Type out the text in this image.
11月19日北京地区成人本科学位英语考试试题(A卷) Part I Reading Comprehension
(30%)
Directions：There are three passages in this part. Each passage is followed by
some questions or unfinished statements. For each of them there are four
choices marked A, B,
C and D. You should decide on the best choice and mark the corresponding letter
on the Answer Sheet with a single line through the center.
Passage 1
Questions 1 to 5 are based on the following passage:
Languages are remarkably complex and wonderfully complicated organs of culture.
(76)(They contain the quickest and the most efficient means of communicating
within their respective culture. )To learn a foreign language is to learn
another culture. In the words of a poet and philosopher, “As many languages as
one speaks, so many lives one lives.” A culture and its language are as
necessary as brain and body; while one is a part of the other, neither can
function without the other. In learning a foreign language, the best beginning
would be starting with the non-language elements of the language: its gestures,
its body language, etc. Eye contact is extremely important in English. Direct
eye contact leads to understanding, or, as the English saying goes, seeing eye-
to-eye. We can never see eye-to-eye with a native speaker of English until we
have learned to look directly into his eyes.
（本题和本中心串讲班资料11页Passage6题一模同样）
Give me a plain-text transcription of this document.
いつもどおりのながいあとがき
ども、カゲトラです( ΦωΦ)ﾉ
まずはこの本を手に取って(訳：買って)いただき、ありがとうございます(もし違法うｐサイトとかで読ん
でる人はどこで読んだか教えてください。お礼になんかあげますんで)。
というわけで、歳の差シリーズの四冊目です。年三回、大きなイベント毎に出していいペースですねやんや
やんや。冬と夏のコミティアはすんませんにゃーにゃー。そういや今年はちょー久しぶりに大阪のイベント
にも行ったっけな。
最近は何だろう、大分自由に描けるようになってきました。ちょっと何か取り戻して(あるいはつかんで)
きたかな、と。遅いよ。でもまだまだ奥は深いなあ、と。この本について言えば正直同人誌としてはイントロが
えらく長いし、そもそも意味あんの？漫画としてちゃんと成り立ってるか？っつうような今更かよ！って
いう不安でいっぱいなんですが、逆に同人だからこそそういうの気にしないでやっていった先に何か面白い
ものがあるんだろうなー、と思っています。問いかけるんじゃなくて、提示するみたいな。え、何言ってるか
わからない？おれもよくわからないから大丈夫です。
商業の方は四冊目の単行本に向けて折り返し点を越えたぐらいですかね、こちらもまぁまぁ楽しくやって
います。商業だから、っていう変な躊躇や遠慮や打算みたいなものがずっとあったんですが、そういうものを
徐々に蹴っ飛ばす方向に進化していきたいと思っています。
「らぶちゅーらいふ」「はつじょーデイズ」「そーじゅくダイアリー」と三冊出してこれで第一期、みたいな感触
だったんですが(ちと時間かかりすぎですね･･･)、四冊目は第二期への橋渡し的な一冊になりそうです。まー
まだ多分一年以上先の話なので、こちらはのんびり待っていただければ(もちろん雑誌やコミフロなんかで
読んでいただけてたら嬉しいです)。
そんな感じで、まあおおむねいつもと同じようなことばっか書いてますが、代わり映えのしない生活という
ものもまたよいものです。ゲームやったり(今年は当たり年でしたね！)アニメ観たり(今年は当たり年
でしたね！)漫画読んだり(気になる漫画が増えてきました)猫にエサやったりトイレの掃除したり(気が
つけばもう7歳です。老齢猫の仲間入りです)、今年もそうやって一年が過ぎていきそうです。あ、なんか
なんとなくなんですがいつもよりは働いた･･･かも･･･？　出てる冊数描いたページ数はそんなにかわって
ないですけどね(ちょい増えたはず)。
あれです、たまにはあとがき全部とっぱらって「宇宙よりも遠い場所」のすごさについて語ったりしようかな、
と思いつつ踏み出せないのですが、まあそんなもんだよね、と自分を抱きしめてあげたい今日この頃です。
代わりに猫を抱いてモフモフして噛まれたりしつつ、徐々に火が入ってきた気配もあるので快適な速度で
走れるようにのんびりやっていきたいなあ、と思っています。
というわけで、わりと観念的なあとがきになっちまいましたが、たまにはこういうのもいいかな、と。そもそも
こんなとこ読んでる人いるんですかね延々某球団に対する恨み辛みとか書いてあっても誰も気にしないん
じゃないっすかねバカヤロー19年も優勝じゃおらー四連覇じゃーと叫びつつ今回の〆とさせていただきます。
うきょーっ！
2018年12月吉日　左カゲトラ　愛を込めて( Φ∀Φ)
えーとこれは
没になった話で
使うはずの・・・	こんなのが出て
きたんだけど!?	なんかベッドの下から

----------------

* **GOAL**:
Copy out each line exactly as written.

* **EXPECTED ANSWER**:
Type out the text in this image.
11月19日北京地区成人本科学位英语考试试题(A卷) Part I Reading Comprehension
(30%)
Directions：There are three passages in this part. Each passage is followed by
some questions or unfinished statements. For each of them there are four
choices marked A, B,
C and D. You should decide on the best choice and mark the corresponding letter
on the Answer Sheet with a single line through the center.
Passage 1
Questions 1 to 5 are based on the following passage:
Languages are remarkably complex and wonderfully complicated organs of culture.
(76)(They contain the quickest and the most efficient means of communicating
within their respective culture. )To learn a foreign language is to learn
another culture. In the words of a poet and philosopher, “As many languages as
one speaks, so many lives one lives.” A culture and its language are as
necessary as brain and body; while one is a part of the other, neither can
function without the other. In learning a foreign language, the best beginning
would be starting with the non-language elements of the language: its gestures,
its body language, etc. Eye contact is extremely important in English. Direct
eye contact leads to understanding, or, as the English saying goes, seeing eye-
to-eye. We can never see eye-to-eye with a native speaker of English until we
have learned to look directly into his eyes.
（本题和本中心串讲班资料11页Passage6题一模同样）
Give me a plain-text transcription of this document.
いつもどおりのながいあとがき
ども、カゲトラです( ΦωΦ)ﾉ
まずはこの本を手に取って(訳：買って)いただき、ありがとうございます(もし違法うｐサイトとかで読ん
でる人はどこで読んだか教えてください。お礼になんかあげますんで)。
というわけで、歳の差シリーズの四冊目です。年三回、大きなイベント毎に出していいペースですねやんや
やんや。冬と夏のコミティアはすんませんにゃーにゃー。そういや今年はちょー久しぶりに大阪のイベント
にも行ったっけな。
最近は何だろう、大分自由に描けるようになってきました。ちょっと何か取り戻して(あるいはつかんで)
きたかな、と。遅いよ。でもまだまだ奥は深いなあ、と。この本について言えば正直同人誌としてはイントロが
えらく長いし、そもそも意味あんの？漫画としてちゃんと成り立ってるか？っつうような今更かよ！って
いう不安でいっぱいなんですが、逆に同人だからこそそういうの気にしないでやっていった先に何か面白い
ものがあるんだろうなー、と思っています。問いかけるんじゃなくて、提示するみたいな。え、何言ってるか
わからない？おれもよくわからないから大丈夫です。
商業の方は四冊目の単行本に向けて折り返し点を越えたぐらいですかね、こちらもまぁまぁ楽しくやって
います。商業だから、っていう変な躊躇や遠慮や打算みたいなものがずっとあったんですが、そういうものを
徐々に蹴っ飛ばす方向に進化していきたいと思っています。
「らぶちゅーらいふ」「はつじょーデイズ」「そーじゅくダイアリー」と三冊出してこれで第一期、みたいな感触
だったんですが(ちと時間かかりすぎですね･･･)、四冊目は第二期への橋渡し的な一冊になりそうです。まー
まだ多分一年以上先の話なので、こちらはのんびり待っていただければ(もちろん雑誌やコミフロなんかで
読んでいただけてたら嬉しいです)。
そんな感じで、まあおおむねいつもと同じようなことばっか書いてますが、代わり映えのしない生活という
ものもまたよいものです。ゲームやったり(今年は当たり年でしたね！)アニメ観たり(今年は当たり年
でしたね！)漫画読んだり(気になる漫画が増えてきました)猫にエサやったりトイレの掃除したり(気が
つけばもう7歳です。老齢猫の仲間入りです)、今年もそうやって一年が過ぎていきそうです。あ、なんか
なんとなくなんですがいつもよりは働いた･･･かも･･･？　出てる冊数描いたページ数はそんなにかわって
ないですけどね(ちょい増えたはず)。
あれです、たまにはあとがき全部とっぱらって「宇宙よりも遠い場所」のすごさについて語ったりしようかな、
と思いつつ踏み出せないのですが、まあそんなもんだよね、と自分を抱きしめてあげたい今日この頃です。
代わりに猫を抱いてモフモフして噛まれたりしつつ、徐々に火が入ってきた気配もあるので快適な速度で
走れるようにのんびりやっていきたいなあ、と思っています。
というわけで、わりと観念的なあとがきになっちまいましたが、たまにはこういうのもいいかな、と。そもそも
こんなとこ読んでる人いるんですかね延々某球団に対する恨み辛みとか書いてあっても誰も気にしないん
じゃないっすかねバカヤロー19年も優勝じゃおらー四連覇じゃーと叫びつつ今回の〆とさせていただきます。
うきょーっ！
2018年12月吉日　左カゲトラ　愛を込めて( Φ∀Φ)
えーとこれは
没になった話で
使うはずの・・・	こんなのが出て
きたんだけど!?	なんかベッドの下から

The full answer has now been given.